§ **Text extract**
[Begin]

Before the 1972 Clean Water Act, the Connecticut River was heavily polluted.  In 1965 actress Katherine Hepburn called it “the world’s most beautifully landscaped cesspool.”  In Vermont, the Ottauquechee River ran yellow or red thru the towns of Bridgewater, Woodstock, Quechee and Hartford depending on what colors the textile mills were using that day.  In towns along the White River such as Sharon and South Royalton, locals knew to go swimming only UP-stream from the sewage treatment plant in Bethel.

While it is true that the Connecticut River and its tributaries are cleaner than they were twenty or thirty years ago – thanks to efforts by citizens, watershed groups, businesses and governments – there are still pressing issues that need to be addressed.  Too many of our waters are on the U.S. EPA Impaired list, and far too many still need clean up plans (called TMDL’s) developed.  Just last year, kayakers in Guildhall, Vermont took pictures of manure floating in the Connecticut River and stuck on their boats – which I think it is fair to say, is not the image we want in Vermont Life magazine!

[End]

§ **Records**
[Begin]

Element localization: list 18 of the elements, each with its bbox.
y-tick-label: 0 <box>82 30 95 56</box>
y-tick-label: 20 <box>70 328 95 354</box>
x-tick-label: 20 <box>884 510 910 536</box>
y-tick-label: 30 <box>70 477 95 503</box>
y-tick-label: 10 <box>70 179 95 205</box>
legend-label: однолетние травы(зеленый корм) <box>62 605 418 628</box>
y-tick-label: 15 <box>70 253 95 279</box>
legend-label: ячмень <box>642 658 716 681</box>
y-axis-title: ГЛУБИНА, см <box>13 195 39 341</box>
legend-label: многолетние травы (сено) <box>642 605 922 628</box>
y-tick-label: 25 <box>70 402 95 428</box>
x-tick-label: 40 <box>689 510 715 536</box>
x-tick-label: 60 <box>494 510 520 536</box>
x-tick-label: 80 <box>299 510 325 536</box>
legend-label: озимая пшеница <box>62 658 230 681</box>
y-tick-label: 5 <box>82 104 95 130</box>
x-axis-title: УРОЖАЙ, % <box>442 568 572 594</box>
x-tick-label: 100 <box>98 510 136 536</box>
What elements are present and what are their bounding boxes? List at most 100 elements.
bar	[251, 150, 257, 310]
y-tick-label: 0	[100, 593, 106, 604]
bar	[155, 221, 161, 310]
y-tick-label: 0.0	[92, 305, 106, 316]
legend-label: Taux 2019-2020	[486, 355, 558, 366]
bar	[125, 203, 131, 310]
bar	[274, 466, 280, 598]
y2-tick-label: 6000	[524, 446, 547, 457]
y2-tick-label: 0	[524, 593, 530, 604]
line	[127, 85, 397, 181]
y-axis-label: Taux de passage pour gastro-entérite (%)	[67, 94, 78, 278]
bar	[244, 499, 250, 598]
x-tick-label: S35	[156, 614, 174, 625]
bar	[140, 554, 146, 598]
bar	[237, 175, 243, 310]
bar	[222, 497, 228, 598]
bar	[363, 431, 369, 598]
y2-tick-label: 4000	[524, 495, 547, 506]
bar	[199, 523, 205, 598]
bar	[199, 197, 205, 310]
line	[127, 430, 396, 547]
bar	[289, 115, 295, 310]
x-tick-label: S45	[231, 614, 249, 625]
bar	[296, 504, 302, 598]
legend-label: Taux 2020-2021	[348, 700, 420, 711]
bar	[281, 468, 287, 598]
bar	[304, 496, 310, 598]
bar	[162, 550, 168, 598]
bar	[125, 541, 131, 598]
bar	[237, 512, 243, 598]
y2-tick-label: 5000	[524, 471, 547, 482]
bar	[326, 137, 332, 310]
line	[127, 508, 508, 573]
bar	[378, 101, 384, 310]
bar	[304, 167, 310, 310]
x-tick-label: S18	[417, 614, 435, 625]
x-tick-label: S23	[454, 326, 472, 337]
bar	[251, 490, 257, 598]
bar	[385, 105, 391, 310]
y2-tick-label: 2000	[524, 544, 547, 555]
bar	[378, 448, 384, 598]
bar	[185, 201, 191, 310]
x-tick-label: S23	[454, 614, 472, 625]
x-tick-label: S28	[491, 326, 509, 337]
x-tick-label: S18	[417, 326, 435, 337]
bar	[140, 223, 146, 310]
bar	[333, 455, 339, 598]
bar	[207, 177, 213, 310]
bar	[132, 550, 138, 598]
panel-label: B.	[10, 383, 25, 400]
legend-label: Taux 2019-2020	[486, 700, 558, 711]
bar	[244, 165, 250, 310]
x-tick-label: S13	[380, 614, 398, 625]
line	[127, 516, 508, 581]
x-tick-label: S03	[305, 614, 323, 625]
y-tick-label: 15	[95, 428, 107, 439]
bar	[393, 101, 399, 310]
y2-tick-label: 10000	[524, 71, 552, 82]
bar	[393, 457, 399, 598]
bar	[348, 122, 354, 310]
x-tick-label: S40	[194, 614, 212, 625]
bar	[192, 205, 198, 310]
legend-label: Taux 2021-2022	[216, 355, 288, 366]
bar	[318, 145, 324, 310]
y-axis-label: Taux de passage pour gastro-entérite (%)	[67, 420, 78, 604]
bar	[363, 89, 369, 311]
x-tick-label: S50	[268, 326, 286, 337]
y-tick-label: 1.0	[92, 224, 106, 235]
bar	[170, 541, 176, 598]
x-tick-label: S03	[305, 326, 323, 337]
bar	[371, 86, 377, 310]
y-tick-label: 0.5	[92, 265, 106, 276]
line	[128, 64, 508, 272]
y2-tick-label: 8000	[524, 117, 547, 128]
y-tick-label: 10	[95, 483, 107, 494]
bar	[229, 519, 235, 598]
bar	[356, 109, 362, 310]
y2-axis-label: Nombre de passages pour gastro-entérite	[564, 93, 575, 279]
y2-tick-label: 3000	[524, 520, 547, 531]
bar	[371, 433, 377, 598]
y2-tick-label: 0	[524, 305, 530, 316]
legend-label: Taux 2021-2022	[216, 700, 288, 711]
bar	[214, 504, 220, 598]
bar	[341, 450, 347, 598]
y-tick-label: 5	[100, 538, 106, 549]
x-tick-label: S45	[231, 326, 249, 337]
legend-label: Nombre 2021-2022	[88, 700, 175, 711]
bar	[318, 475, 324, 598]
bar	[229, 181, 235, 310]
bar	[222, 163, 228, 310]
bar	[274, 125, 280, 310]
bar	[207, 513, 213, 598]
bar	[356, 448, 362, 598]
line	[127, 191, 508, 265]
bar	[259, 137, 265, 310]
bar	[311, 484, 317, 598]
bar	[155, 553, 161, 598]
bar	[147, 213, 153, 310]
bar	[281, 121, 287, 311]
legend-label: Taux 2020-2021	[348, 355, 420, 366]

[End]

§ **What to produce**
Return, word for word, the part of the Connecticut River text that opens with the words containing "While it is" and closes with "Vermont Life magazine!". The listing was drawn from a different source than the text.

§ **Finished exercise**
While it is true that the Connecticut River and its tributaries are cleaner than they were twenty or thirty years ago – thanks to efforts by citizens, watershed groups, businesses and governments – there are still pressing issues that need to be addressed.  Too many of our waters are on the U.S. EPA Impaired list, and far too many still need clean up plans (called TMDL’s) developed.  Just last year, kayakers in Guildhall, Vermont took pictures of manure floating in the Connecticut River and stuck on their boats – which I think it is fair to say, is not the image we want in Vermont Life magazine!